◆ **Task details**
Pick out the lines below that include the string "caption".

---------- Source material

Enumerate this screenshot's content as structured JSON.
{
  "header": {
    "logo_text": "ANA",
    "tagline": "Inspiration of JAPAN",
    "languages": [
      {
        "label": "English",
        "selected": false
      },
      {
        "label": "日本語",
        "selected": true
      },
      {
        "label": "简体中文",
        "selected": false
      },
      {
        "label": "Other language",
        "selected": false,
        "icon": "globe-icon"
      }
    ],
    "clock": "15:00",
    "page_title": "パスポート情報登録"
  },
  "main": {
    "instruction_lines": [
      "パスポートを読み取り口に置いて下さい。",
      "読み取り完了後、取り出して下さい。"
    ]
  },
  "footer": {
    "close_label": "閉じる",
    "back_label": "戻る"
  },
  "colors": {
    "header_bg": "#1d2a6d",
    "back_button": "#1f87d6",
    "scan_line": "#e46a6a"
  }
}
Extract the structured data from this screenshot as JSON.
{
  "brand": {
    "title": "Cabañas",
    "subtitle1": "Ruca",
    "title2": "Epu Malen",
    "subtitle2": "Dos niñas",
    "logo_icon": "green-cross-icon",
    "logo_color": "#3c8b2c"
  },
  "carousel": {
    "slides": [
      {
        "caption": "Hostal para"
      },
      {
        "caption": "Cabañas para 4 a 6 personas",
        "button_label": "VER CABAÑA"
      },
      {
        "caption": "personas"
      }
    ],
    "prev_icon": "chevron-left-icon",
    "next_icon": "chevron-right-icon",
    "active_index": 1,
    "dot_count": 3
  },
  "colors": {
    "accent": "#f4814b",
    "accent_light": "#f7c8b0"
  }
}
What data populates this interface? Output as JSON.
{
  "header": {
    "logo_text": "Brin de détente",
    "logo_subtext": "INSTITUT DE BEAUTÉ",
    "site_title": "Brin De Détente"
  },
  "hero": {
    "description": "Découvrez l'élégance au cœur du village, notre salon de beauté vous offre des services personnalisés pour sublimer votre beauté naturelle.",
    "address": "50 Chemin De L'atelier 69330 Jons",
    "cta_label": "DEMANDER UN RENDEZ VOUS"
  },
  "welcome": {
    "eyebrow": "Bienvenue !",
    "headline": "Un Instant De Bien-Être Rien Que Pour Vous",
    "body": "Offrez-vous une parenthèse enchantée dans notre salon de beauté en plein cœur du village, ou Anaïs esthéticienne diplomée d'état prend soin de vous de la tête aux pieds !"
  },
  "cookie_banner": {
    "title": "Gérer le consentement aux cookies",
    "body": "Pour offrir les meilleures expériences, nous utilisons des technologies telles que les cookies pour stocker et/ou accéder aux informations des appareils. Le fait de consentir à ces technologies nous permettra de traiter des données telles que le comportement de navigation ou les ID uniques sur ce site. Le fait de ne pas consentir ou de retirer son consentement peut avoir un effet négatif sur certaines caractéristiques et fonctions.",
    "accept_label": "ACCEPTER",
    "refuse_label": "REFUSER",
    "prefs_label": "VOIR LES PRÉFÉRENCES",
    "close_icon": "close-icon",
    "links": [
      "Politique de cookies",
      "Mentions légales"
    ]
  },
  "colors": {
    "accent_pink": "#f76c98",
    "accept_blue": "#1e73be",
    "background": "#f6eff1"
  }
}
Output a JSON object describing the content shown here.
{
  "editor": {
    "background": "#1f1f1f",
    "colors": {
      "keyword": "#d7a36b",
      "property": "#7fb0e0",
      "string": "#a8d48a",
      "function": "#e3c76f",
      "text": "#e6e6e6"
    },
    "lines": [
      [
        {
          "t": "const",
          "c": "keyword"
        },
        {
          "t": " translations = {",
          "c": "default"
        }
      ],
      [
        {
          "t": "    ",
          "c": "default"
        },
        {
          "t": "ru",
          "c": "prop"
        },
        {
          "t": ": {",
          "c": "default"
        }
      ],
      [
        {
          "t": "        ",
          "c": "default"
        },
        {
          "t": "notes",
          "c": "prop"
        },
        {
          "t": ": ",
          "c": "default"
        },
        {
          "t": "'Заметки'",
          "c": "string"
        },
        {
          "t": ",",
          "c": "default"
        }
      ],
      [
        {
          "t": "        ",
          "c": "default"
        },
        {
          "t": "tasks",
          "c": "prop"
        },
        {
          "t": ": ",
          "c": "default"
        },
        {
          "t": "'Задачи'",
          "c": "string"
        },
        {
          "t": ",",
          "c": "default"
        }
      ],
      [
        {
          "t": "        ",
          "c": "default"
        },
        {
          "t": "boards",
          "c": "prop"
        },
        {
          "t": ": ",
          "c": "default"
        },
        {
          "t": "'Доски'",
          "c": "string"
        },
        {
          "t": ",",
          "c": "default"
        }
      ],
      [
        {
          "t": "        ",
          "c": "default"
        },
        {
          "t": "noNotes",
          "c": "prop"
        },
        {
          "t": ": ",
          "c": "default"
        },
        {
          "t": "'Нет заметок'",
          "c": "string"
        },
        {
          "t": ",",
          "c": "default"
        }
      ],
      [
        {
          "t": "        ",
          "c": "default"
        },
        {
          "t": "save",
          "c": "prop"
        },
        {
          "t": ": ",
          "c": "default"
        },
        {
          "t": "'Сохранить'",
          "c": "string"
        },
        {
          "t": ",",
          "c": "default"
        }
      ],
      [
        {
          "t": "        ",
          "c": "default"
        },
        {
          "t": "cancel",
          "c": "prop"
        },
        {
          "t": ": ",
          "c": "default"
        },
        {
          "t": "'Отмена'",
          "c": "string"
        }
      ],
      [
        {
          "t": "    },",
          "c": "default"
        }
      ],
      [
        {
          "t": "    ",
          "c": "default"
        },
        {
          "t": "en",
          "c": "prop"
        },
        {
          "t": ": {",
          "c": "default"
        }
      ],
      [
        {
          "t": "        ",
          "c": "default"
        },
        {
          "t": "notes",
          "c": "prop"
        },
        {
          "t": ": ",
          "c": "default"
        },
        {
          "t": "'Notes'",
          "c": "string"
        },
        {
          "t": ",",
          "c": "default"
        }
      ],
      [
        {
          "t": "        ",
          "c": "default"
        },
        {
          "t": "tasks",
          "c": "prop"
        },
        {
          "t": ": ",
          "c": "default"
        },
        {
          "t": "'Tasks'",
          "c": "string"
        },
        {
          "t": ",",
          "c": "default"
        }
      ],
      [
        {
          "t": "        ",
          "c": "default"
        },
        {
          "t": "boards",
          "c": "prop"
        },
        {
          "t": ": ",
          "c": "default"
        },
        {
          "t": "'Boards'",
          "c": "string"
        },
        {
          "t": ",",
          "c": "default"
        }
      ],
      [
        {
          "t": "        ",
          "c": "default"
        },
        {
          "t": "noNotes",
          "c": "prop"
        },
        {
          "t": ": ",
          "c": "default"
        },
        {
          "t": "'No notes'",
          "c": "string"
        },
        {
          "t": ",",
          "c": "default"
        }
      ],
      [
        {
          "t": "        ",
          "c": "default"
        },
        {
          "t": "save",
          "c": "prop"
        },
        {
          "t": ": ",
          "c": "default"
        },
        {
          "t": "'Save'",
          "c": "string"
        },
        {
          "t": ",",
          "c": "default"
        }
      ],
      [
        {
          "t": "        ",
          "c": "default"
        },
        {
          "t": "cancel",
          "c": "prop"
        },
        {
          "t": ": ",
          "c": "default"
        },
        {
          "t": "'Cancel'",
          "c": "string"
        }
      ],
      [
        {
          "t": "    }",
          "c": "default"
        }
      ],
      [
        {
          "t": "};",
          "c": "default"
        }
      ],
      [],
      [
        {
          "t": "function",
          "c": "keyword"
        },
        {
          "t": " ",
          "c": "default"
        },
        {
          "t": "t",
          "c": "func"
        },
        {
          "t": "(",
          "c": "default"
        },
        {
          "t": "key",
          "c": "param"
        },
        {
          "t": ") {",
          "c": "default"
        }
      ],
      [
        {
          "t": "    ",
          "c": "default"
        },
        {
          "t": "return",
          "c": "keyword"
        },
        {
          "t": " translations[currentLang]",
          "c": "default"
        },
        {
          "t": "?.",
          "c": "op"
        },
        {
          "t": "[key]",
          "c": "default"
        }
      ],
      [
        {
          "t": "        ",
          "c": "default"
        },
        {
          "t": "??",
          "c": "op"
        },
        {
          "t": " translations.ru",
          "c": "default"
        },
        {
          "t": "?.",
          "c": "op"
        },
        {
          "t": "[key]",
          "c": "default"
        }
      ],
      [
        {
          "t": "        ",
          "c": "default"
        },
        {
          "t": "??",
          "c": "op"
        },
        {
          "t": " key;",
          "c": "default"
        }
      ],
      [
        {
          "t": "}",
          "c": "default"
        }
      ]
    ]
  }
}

--------------------

◆ **Answer to the task**
        "caption": "Hostal para"
        "caption": "Cabañas para 4 a 6 personas",
        "caption": "personas"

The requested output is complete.